[Short task] Below are some entries; can you quote all of them exactly?

[Supplied records]
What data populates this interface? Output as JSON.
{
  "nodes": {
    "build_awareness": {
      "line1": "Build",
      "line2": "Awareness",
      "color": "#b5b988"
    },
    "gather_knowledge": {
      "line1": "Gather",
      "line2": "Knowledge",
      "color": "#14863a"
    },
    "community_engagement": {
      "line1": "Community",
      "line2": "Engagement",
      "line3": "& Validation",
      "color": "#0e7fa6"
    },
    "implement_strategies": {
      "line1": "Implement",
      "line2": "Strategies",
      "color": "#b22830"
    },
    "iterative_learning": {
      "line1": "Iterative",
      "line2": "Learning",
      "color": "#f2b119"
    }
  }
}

[Output]
What data populates this interface? Output as JSON.
{
  "nodes": {
    "build_awareness": {
      "line1": "Build",
      "line2": "Awareness",
      "color": "#b5b988"
    },
    "gather_knowledge": {
      "line1": "Gather",
      "line2": "Knowledge",
      "color": "#14863a"
    },
    "community_engagement": {
      "line1": "Community",
      "line2": "Engagement",
      "line3": "& Validation",
      "color": "#0e7fa6"
    },
    "implement_strategies": {
      "line1": "Implement",
      "line2": "Strategies",
      "color": "#b22830"
    },
    "iterative_learning": {
      "line1": "Iterative",
      "line2": "Learning",
      "color": "#f2b119"
    }
  }
}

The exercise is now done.